→ WRITTEN INSTRUCTION: In the material below, identify each line bearing the word "reinforcement". Reproduce those lines.

→ EXTRACTED RECORDS:
★ ★ ★ ★ ★
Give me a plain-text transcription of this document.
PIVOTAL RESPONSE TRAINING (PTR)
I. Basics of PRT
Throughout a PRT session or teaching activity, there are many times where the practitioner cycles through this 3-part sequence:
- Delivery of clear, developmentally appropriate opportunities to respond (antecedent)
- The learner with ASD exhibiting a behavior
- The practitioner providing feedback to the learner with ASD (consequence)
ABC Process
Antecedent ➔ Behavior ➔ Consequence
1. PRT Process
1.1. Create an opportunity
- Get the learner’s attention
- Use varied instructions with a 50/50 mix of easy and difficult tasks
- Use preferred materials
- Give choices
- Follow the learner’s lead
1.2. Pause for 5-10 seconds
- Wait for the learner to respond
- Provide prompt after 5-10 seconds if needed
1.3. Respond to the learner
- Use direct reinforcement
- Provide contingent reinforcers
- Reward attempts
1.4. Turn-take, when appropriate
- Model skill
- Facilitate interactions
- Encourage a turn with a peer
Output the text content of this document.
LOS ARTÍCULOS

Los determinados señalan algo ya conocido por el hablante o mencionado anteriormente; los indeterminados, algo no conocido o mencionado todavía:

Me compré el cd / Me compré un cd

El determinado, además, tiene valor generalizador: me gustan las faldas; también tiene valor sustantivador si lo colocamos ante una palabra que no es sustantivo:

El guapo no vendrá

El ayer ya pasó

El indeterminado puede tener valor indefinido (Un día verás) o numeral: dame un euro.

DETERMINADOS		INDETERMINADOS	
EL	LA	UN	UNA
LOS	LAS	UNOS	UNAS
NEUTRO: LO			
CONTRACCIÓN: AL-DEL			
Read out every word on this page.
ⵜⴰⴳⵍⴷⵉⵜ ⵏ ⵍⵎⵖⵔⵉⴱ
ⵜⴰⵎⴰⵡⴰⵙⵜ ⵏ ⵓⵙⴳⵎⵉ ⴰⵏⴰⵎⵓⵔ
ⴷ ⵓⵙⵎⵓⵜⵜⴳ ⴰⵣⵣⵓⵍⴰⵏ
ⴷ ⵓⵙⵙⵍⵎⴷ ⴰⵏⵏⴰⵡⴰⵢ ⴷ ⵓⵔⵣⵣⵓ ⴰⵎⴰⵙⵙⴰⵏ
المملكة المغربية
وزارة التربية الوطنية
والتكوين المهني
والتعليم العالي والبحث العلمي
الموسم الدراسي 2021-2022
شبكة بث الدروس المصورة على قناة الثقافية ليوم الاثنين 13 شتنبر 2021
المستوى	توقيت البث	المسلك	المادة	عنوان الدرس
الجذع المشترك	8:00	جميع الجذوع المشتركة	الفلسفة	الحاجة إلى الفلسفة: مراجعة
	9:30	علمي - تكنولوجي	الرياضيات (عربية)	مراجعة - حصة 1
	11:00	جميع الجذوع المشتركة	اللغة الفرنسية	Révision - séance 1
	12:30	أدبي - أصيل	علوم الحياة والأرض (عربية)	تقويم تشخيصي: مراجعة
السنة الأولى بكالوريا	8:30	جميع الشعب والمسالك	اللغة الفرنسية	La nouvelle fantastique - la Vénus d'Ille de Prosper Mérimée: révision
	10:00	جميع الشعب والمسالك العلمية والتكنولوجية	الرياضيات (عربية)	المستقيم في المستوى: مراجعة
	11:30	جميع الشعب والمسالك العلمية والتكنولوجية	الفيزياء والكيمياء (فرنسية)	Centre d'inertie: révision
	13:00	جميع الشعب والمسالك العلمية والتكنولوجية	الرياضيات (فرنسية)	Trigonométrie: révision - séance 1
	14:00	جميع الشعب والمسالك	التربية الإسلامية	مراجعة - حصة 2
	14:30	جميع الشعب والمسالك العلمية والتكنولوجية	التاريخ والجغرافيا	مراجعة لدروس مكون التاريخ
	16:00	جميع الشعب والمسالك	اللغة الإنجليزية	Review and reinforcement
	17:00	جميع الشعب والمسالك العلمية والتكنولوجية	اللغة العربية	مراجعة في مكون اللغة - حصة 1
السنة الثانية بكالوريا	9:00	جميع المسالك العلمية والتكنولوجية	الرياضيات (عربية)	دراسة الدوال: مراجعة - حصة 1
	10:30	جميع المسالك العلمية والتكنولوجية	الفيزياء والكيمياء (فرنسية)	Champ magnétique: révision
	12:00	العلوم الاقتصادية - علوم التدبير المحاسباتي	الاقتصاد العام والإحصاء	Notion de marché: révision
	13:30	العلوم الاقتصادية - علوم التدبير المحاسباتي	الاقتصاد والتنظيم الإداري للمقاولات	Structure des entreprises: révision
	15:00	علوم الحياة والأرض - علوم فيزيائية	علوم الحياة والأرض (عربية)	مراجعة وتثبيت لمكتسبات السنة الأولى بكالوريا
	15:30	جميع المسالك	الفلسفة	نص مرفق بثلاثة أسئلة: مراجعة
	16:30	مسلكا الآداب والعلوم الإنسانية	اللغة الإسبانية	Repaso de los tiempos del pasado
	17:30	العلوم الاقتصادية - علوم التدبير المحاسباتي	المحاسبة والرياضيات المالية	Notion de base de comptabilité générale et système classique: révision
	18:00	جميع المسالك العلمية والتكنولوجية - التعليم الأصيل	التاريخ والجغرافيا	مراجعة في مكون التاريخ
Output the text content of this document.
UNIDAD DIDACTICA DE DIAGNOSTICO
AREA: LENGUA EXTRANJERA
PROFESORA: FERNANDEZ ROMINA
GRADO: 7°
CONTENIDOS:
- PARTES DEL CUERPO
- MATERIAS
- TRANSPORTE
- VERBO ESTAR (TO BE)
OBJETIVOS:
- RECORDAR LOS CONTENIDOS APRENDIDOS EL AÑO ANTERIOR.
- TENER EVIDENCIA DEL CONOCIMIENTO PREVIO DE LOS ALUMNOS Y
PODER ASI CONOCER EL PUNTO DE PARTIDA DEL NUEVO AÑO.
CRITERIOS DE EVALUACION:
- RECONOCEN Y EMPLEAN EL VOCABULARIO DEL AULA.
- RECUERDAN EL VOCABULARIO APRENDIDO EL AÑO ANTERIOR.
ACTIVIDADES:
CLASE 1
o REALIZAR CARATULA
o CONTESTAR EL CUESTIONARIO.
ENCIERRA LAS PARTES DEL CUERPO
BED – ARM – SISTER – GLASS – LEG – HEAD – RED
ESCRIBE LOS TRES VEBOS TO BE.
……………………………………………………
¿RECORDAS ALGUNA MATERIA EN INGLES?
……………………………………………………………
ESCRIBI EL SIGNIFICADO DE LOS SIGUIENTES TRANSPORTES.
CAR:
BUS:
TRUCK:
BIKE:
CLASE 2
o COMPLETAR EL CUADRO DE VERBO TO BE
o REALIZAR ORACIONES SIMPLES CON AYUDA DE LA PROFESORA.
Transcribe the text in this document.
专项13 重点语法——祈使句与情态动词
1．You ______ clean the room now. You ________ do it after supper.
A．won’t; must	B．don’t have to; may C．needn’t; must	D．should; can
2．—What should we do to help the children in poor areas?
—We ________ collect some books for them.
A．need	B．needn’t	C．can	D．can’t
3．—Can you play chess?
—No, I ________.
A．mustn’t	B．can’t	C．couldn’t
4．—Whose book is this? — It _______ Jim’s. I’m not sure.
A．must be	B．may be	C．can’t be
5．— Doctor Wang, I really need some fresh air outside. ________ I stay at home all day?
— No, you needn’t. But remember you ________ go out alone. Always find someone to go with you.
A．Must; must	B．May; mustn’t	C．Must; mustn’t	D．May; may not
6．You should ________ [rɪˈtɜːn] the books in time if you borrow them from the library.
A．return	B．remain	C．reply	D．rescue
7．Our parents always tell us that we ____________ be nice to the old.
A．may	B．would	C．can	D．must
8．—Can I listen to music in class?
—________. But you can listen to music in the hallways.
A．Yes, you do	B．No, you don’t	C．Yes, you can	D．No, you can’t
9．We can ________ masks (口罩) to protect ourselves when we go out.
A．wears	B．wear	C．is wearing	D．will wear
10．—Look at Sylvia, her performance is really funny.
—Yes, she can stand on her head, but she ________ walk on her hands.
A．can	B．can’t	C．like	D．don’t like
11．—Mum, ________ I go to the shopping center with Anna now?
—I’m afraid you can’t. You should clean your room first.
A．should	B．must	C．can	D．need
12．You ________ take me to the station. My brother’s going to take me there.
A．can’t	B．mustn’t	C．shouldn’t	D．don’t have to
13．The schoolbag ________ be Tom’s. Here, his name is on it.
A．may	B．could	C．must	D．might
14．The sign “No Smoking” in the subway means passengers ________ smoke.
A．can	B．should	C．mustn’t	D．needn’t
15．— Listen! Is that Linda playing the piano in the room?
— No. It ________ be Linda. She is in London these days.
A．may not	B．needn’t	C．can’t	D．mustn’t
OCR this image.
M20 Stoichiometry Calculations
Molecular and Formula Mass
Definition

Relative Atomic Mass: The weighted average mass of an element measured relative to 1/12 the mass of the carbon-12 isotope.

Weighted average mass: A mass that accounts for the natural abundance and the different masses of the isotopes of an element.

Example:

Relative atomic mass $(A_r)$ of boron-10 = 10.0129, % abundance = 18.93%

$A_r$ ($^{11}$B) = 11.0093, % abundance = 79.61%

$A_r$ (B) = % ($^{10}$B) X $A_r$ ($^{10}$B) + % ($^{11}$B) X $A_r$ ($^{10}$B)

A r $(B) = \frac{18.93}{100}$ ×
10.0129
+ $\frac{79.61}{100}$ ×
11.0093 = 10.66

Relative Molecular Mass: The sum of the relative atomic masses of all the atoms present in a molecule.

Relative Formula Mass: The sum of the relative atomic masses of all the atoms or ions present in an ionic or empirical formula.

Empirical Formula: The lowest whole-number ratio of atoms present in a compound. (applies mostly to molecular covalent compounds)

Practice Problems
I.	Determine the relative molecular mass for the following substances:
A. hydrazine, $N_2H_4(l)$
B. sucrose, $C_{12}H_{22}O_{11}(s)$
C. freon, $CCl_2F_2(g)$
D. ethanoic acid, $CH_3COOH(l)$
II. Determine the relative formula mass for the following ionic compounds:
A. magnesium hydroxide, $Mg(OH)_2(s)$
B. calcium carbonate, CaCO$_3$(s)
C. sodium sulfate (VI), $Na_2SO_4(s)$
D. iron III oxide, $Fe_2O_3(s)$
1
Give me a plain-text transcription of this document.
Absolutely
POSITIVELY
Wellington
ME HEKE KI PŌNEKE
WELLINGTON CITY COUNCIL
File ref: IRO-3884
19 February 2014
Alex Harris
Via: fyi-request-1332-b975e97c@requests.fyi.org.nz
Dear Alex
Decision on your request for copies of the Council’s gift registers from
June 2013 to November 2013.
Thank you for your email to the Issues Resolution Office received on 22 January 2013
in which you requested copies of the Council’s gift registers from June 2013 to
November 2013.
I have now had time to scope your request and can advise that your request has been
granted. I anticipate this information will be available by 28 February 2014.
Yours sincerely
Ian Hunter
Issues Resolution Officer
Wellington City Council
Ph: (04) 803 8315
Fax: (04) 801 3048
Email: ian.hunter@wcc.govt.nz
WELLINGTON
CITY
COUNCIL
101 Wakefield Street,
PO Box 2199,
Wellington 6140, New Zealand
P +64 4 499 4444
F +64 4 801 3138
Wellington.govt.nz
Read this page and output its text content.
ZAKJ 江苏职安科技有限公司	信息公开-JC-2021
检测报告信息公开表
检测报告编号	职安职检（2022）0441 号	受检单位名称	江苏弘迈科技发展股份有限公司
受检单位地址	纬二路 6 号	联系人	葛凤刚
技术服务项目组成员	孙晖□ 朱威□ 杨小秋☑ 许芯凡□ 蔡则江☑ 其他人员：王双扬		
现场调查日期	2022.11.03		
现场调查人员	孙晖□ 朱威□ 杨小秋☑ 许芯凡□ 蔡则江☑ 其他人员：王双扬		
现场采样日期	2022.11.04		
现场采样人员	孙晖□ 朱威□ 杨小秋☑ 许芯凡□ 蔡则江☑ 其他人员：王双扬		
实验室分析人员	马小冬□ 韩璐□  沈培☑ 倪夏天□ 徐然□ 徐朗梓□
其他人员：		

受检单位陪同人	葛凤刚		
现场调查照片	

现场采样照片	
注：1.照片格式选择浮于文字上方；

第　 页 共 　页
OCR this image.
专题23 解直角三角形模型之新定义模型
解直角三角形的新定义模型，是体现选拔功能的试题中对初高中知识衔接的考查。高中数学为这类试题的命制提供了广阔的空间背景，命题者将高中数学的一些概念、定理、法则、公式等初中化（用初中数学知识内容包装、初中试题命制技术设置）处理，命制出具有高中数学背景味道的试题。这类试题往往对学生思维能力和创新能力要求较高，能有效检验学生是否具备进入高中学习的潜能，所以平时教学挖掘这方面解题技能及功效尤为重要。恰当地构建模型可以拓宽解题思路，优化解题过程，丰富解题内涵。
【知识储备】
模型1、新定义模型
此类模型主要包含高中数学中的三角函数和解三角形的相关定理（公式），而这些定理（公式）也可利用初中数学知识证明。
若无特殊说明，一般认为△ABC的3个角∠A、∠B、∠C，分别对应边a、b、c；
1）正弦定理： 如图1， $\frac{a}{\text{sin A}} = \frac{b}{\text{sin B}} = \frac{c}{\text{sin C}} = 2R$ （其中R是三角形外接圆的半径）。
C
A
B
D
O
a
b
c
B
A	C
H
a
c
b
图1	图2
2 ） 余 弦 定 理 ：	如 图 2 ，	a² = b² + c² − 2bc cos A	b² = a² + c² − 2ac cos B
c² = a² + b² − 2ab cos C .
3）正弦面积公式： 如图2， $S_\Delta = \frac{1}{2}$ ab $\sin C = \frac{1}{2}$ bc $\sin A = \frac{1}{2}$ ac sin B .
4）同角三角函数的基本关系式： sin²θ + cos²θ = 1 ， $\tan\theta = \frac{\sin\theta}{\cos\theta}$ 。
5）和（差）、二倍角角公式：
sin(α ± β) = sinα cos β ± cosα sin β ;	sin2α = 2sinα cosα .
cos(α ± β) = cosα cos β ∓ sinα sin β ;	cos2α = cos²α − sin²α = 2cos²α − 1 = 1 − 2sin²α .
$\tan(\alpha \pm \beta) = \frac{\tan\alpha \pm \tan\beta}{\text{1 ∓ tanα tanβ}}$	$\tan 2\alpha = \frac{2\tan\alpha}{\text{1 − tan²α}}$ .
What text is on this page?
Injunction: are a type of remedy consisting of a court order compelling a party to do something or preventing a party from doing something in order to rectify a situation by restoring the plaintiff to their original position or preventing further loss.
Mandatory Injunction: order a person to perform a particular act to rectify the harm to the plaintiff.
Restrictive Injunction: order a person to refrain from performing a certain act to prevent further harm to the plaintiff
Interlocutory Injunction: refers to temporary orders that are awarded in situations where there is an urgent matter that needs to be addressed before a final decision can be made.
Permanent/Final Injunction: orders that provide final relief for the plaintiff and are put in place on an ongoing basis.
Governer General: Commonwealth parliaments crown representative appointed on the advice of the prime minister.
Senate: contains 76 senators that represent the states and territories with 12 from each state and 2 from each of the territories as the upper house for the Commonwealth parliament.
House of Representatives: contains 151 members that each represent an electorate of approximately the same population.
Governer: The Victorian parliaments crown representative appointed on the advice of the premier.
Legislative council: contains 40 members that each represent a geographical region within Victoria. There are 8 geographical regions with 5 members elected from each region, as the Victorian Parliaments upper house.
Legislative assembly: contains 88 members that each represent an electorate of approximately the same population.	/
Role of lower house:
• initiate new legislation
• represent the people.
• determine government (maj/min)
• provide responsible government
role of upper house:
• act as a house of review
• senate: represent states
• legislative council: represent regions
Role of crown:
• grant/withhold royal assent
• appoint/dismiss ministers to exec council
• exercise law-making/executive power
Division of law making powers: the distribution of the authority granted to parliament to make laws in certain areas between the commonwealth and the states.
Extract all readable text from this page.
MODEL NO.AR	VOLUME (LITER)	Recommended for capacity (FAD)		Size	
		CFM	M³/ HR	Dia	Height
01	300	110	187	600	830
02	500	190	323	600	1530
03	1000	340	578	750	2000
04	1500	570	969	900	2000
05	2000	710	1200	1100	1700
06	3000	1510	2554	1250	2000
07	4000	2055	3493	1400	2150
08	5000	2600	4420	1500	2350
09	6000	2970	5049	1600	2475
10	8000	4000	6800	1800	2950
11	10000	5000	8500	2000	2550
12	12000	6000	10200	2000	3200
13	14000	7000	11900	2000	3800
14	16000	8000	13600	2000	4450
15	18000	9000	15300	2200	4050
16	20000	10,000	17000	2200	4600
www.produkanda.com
★ ★ ★ ★ ★
→ WORKED SOLUTION:
- Use direct reinforcement
	16:00	جميع الشعب والمسالك	اللغة الإنجليزية	Review and reinforcement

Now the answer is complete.